#### SET PROBLEM
Report every line in the listing below where the string "style" shows up.
*****
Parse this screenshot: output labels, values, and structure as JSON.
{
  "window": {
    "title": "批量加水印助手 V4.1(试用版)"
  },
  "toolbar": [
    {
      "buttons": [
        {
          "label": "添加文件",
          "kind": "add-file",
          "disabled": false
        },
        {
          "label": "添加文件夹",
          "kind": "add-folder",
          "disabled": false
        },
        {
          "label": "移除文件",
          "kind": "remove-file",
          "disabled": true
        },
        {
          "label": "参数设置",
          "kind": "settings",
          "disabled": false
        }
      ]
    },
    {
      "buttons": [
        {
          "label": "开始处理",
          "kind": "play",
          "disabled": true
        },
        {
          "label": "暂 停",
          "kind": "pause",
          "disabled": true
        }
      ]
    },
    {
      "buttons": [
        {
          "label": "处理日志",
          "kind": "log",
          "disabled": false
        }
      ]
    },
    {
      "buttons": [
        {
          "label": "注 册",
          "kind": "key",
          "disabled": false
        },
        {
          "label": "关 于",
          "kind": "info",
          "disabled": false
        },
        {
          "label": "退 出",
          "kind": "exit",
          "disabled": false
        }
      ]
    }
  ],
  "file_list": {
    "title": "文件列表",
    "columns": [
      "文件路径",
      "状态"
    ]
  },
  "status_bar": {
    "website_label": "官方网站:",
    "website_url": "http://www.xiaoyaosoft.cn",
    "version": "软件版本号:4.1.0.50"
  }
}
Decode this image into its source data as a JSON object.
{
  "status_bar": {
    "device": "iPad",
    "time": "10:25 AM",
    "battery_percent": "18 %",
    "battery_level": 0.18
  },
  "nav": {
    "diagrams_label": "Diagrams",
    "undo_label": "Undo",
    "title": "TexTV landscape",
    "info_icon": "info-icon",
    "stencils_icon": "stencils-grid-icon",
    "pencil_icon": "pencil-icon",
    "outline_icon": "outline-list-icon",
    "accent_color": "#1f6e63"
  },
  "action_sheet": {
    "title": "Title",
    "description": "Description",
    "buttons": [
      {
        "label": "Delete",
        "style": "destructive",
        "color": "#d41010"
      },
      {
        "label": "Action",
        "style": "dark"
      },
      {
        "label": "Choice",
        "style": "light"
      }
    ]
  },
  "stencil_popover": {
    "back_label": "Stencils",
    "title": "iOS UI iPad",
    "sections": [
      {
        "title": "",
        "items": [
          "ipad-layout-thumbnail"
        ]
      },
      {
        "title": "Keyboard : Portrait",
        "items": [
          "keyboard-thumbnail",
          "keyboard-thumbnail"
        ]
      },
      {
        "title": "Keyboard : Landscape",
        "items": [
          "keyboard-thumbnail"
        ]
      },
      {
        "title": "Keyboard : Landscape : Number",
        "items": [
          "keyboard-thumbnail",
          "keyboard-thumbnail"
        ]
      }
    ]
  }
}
*****
#### TASK RESULT
        "style": "destructive",
        "style": "dark"
        "style": "light"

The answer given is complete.